— BEGIN Supplied records —

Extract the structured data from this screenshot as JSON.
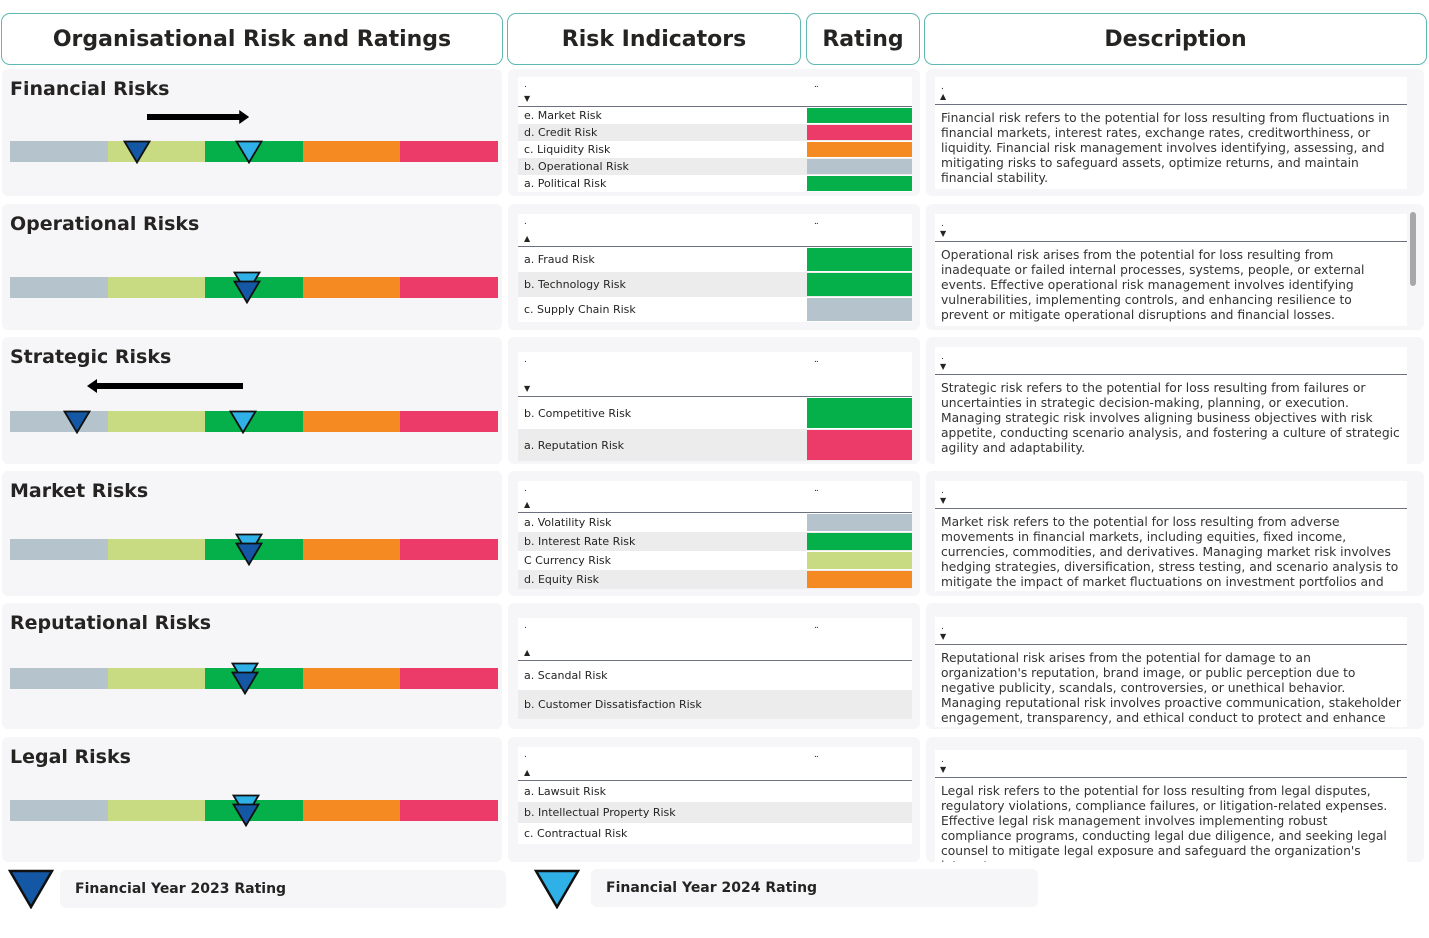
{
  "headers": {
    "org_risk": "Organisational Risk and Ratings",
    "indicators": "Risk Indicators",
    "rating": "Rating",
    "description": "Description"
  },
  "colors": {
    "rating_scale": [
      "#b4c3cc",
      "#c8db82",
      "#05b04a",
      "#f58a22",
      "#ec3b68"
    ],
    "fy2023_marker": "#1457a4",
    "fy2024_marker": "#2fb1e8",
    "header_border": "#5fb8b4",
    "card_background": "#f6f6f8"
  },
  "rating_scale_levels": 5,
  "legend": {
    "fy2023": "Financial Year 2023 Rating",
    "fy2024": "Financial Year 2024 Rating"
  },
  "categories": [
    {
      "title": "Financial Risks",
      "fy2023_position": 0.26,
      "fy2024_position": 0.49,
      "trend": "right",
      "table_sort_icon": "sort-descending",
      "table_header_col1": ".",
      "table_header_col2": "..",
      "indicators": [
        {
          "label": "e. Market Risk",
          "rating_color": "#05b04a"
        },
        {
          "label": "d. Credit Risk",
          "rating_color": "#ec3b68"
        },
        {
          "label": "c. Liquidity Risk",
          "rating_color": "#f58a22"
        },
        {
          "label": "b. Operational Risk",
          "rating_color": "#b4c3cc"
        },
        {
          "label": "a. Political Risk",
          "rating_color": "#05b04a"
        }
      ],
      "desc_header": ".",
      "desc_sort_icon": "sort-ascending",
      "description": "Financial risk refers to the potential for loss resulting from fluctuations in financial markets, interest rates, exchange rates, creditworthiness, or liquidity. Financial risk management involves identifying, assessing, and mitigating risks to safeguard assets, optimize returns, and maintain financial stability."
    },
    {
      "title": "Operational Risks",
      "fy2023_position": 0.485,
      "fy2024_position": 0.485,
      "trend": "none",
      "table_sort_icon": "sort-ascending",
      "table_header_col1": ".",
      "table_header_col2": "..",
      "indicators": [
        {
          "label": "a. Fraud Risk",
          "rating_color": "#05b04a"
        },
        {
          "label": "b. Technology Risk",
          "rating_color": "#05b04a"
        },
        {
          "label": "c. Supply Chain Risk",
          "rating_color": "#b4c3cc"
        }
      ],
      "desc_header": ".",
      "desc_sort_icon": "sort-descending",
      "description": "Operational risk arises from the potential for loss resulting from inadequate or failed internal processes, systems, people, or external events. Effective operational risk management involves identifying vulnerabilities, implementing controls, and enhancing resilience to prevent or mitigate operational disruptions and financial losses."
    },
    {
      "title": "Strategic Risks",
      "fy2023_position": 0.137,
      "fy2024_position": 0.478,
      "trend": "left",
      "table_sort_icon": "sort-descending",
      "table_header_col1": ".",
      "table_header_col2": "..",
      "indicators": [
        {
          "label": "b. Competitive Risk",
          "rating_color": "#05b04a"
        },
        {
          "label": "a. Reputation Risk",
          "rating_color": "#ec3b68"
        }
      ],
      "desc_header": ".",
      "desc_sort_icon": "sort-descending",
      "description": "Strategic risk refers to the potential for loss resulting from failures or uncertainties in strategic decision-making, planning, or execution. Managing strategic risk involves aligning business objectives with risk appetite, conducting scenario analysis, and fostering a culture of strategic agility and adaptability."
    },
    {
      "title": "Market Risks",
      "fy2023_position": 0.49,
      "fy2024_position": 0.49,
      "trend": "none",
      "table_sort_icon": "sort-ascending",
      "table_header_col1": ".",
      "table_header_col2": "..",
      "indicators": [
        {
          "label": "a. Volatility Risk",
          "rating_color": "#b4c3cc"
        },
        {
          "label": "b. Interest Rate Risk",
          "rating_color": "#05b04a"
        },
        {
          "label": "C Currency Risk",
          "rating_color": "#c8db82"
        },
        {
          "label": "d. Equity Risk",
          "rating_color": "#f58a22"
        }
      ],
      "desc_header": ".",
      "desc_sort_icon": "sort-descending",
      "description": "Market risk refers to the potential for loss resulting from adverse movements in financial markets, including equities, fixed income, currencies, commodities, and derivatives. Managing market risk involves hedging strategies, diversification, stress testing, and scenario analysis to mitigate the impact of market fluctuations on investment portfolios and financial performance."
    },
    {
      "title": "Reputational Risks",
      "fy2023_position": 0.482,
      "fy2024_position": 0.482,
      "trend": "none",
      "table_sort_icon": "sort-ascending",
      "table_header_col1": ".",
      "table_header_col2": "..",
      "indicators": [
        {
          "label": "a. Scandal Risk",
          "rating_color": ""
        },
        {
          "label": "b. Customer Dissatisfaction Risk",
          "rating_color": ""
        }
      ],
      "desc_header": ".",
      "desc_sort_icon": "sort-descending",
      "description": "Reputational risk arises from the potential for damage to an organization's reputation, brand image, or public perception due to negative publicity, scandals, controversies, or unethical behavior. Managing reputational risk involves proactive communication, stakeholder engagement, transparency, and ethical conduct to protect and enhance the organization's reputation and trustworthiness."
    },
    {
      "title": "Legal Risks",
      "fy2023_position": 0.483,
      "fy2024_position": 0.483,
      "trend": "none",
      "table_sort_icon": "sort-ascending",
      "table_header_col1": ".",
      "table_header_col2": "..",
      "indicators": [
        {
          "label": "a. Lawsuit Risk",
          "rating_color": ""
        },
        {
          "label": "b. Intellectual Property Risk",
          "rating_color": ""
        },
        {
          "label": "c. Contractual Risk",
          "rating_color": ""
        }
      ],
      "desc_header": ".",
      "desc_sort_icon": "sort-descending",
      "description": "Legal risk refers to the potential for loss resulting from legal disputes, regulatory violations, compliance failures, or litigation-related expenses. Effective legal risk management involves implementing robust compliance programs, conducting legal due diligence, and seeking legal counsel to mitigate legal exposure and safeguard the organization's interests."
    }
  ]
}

— END Supplied records —
— BEGIN Supplied records —

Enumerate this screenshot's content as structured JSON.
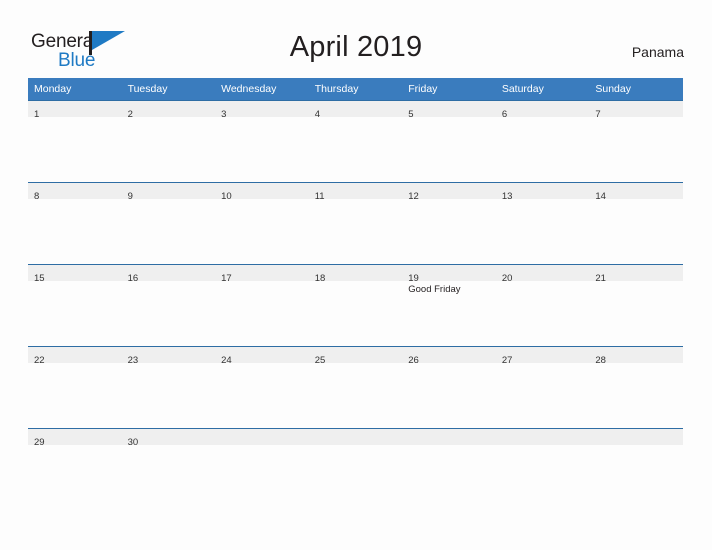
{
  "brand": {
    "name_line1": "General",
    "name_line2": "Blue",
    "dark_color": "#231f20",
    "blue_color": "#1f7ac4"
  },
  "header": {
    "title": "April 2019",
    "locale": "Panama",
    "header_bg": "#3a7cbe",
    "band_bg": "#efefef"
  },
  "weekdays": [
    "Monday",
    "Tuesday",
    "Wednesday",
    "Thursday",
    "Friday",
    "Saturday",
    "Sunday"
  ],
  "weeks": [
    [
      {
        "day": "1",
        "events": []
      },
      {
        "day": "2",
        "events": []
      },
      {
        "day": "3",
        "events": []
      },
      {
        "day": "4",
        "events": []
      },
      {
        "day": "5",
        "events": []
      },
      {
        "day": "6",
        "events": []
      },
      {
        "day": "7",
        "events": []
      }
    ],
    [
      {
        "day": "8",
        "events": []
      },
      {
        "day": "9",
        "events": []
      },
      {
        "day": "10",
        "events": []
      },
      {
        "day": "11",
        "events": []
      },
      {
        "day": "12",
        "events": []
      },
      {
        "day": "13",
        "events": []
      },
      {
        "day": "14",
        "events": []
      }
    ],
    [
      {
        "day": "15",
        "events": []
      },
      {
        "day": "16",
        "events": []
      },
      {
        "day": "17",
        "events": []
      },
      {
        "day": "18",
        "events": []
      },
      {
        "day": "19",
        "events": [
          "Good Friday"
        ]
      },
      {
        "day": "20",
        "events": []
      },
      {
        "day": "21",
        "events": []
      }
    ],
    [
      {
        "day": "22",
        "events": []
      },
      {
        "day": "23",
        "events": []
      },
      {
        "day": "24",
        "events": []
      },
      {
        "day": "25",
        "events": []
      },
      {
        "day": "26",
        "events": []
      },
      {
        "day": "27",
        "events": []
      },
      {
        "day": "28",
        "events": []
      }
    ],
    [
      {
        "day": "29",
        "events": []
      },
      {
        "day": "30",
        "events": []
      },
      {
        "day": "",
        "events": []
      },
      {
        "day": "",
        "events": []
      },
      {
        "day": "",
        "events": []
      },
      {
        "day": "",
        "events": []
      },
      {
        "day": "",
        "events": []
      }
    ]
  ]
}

— END Supplied records —

Your objective:
Using the entries above, state how many lines include the word "structured", with no other words.

Written answer:
2